--- Begin Task material ---

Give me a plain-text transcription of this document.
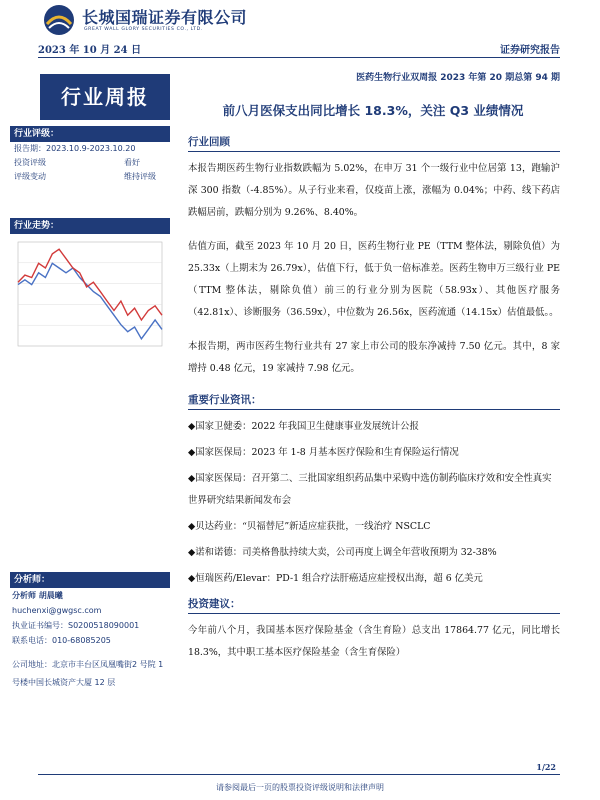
长城国瑞证券有限公司
GREAT WALL GLORY SECURITIES CO., LTD.
2023 年 10 月 24 日	证券研究报告
医药生物行业双周报 2023 年第 20 期总第 94 期
行业周报
前八月医保支出同比增长 18.3%，关注 Q3 业绩情况
行业评级：
报告期：2023.10.9-2023.10.20
投资评级	看好
评级变动	维持评级
行业走势：
分析师：
分析师 胡晨曦
huchenxi@gwgsc.com
执业证书编号：S0200518090001
联系电话：010-68085205
公司地址：北京市丰台区凤凰嘴街2 号院 1 号楼中国长城资产大厦 12 层
行业回顾

本报告期医药生物行业指数跌幅为 5.02%，在申万 31 个一级行业中位居第 13，跑输沪深 300 指数（-4.85%）。从子行业来看，仅疫苗上涨，涨幅为 0.04%；中药、线下药店跌幅居前，跌幅分别为 9.26%、8.40%。

估值方面，截至 2023 年 10 月 20 日，医药生物行业 PE（TTM 整体法，剔除负值）为 25.33x（上期末为 26.79x），估值下行，低于负一倍标准差。医药生物申万三级行业 PE（TTM 整体法，剔除负值）前三的行业分别为医院（58.93x）、其他医疗服务（42.81x）、诊断服务（36.59x），中位数为 26.56x，医药流通（14.15x）估值最低。。

本报告期，两市医药生物行业共有 27 家上市公司的股东净减持 7.50 亿元。其中，8 家增持 0.48 亿元，19 家减持 7.98 亿元。

重要行业资讯：

◆国家卫健委：2022 年我国卫生健康事业发展统计公报

◆国家医保局：2023 年 1-8 月基本医疗保险和生育保险运行情况

◆国家医保局：召开第二、三批国家组织药品集中采购中选仿制药临床疗效和安全性真实世界研究结果新闻发布会

◆贝达药业：“贝福替尼”新适应症获批，一线治疗 NSCLC

◆诺和诺德：司美格鲁肽持续大卖，公司再度上调全年营收预期为 32-38%

◆恒瑞医药/Elevar：PD-1 组合疗法肝癌适应症授权出海，超 6 亿美元

投资建议：

今年前八个月，我国基本医疗保险基金（含生育险）总支出 17864.77 亿元，同比增长 18.3%，其中职工基本医疗保险基金（含生育保险）

1/22
请参阅最后一页的股票投资评级说明和法律声明
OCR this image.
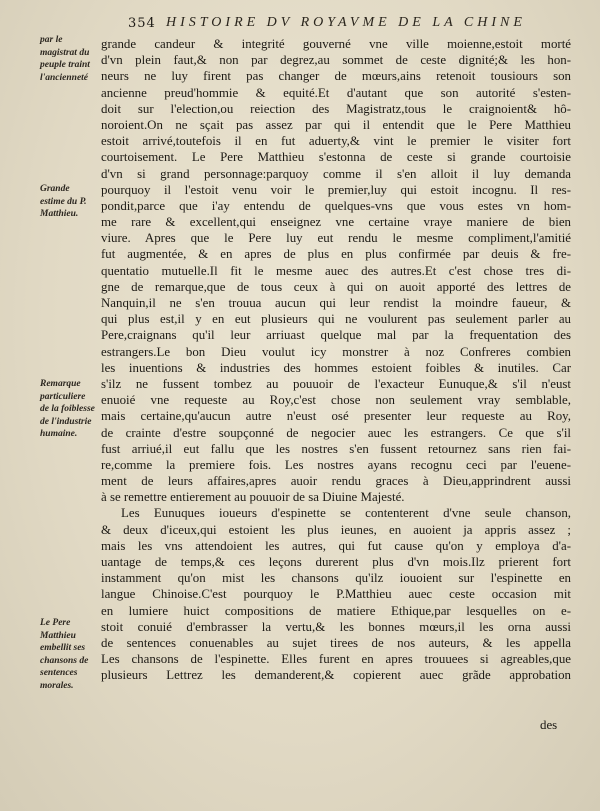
354 HISTOIRE DV ROYAVME DE LA CHINE
par le magistrat du peuple traint l'ancienneté
Grande estime du P. Matthieu.
Remarque particuliere de la foiblesse de l'industrie humaine.
Le Pere Matthieu embellit ses chansons de sentences morales.
grande candeur & integrité gouverné vne ville moienne,estoit morté
d'vn plein faut,& non par degrez,au sommet de ceste dignité;& les hon-
neurs ne luy firent pas changer de mœurs,ains retenoit tousiours son
ancienne preud'hommie & equité.Et d'autant que son autorité s'esten-
doit sur l'election,ou reiection des Magistratz,tous le craignoient& hô-
noroient.On ne sçait pas assez par qui il entendit que le Pere Matthieu
estoit arrivé,toutefois il en fut aduerty,& vint le premier le visiter fort
courtoisement. Le Pere Matthieu s'estonna de ceste si grande courtoisie
d'vn si grand personnage:parquoy comme il s'en alloit il luy demanda
pourquoy il l'estoit venu voir le premier,luy qui estoit incognu. Il res-
pondit,parce que i'ay entendu de quelques-vns que vous estes vn hom-
me rare & excellent,qui enseignez vne certaine vraye maniere de bien
viure. Apres que le Pere luy eut rendu le mesme compliment,l'amitié
fut augmentée, & en apres de plus en plus confirmée par deuis & fre-
quentatio mutuelle.Il fit le mesme auec des autres.Et c'est chose tres di-
gne de remarque,que de tous ceux à qui on auoit apporté des lettres de
Nanquin,il ne s'en trouua aucun qui leur rendist la moindre faueur, &
qui plus est,il y en eut plusieurs qui ne voulurent pas seulement parler au
Pere,craignans qu'il leur arriuast quelque mal par la frequentation des
estrangers.Le bon Dieu voulut icy monstrer à noz Confreres combien
les inuentions & industries des hommes estoient foibles & inutiles. Car
s'ilz ne fussent tombez au pouuoir de l'exacteur Eunuque,& s'il n'eust
enuoié vne requeste au Roy,c'est chose non seulement vray semblable,
mais certaine,qu'aucun autre n'eust osé presenter leur requeste au Roy,
de crainte d'estre soupçonné de negocier auec les estrangers. Ce que s'il
fust arriué,il eut fallu que les nostres s'en fussent retournez sans rien fai-
re,comme la premiere fois. Les nostres ayans recognu ceci par l'euene-
ment de leurs affaires,apres auoir rendu graces à Dieu,apprindrent aussi
à se remettre entierement au pouuoir de sa Diuine Majesté.
Les Eunuques ioueurs d'espinette se contenterent d'vne seule chanson,
& deux d'iceux,qui estoient les plus ieunes, en auoient ja appris assez ;
mais les vns attendoient les autres, qui fut cause qu'on y employa d'a-
uantage de temps,& ces leçons durerent plus d'vn mois.Ilz prierent fort
instamment qu'on mist les chansons qu'ilz iouoient sur l'espinette en
langue Chinoise.C'est pourquoy le P.Matthieu auec ceste occasion mit
en lumiere huict compositions de matiere Ethique,par lesquelles on e-
stoit conuié d'embrasser la vertu,& les bonnes mœurs,il les orna aussi
de sentences conuenables au sujet tirees de nos auteurs, & les appella
Les chansons de l'espinette. Elles furent en apres trouuees si agreables,que
plusieurs Lettrez les demanderent,& copierent auec grãde approbation
des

--- End Task material ---

> _Aim_
Provide solely the number of lines in the data that include the word "pourquoy".

> _The result_
2